## EXERCISE:
Give back the whole listing exactly as shown.

[start]

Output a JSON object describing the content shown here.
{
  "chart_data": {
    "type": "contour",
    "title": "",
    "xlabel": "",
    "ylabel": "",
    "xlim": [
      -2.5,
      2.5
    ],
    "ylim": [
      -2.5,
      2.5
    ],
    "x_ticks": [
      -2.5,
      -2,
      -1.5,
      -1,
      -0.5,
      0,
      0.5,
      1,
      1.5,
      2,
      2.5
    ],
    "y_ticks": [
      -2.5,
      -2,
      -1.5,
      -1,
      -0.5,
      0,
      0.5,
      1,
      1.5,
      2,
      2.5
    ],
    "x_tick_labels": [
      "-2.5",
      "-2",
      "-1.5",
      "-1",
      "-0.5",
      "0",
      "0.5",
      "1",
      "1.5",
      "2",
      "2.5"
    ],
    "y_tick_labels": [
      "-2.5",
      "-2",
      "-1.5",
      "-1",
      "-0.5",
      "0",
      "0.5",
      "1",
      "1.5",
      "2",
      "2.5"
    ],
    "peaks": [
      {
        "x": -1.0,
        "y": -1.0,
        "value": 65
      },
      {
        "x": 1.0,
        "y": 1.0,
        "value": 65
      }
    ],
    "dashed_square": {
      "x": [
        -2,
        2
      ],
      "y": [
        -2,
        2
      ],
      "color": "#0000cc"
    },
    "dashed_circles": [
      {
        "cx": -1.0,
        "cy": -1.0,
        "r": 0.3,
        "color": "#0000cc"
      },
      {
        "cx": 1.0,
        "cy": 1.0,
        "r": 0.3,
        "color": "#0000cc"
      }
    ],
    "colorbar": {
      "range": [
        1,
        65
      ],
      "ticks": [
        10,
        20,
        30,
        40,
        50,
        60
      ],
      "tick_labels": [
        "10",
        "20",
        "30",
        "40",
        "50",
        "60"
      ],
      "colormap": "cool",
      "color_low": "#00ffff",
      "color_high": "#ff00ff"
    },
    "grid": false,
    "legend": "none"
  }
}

[end]

## REPLY TO THE TASK:
Output a JSON object describing the content shown here.
{
  "chart_data": {
    "type": "contour",
    "title": "",
    "xlabel": "",
    "ylabel": "",
    "xlim": [
      -2.5,
      2.5
    ],
    "ylim": [
      -2.5,
      2.5
    ],
    "x_ticks": [
      -2.5,
      -2,
      -1.5,
      -1,
      -0.5,
      0,
      0.5,
      1,
      1.5,
      2,
      2.5
    ],
    "y_ticks": [
      -2.5,
      -2,
      -1.5,
      -1,
      -0.5,
      0,
      0.5,
      1,
      1.5,
      2,
      2.5
    ],
    "x_tick_labels": [
      "-2.5",
      "-2",
      "-1.5",
      "-1",
      "-0.5",
      "0",
      "0.5",
      "1",
      "1.5",
      "2",
      "2.5"
    ],
    "y_tick_labels": [
      "-2.5",
      "-2",
      "-1.5",
      "-1",
      "-0.5",
      "0",
      "0.5",
      "1",
      "1.5",
      "2",
      "2.5"
    ],
    "peaks": [
      {
        "x": -1.0,
        "y": -1.0,
        "value": 65
      },
      {
        "x": 1.0,
        "y": 1.0,
        "value": 65
      }
    ],
    "dashed_square": {
      "x": [
        -2,
        2
      ],
      "y": [
        -2,
        2
      ],
      "color": "#0000cc"
    },
    "dashed_circles": [
      {
        "cx": -1.0,
        "cy": -1.0,
        "r": 0.3,
        "color": "#0000cc"
      },
      {
        "cx": 1.0,
        "cy": 1.0,
        "r": 0.3,
        "color": "#0000cc"
      }
    ],
    "colorbar": {
      "range": [
        1,
        65
      ],
      "ticks": [
        10,
        20,
        30,
        40,
        50,
        60
      ],
      "tick_labels": [
        "10",
        "20",
        "30",
        "40",
        "50",
        "60"
      ],
      "colormap": "cool",
      "color_low": "#00ffff",
      "color_high": "#ff00ff"
    },
    "grid": false,
    "legend": "none"
  }
}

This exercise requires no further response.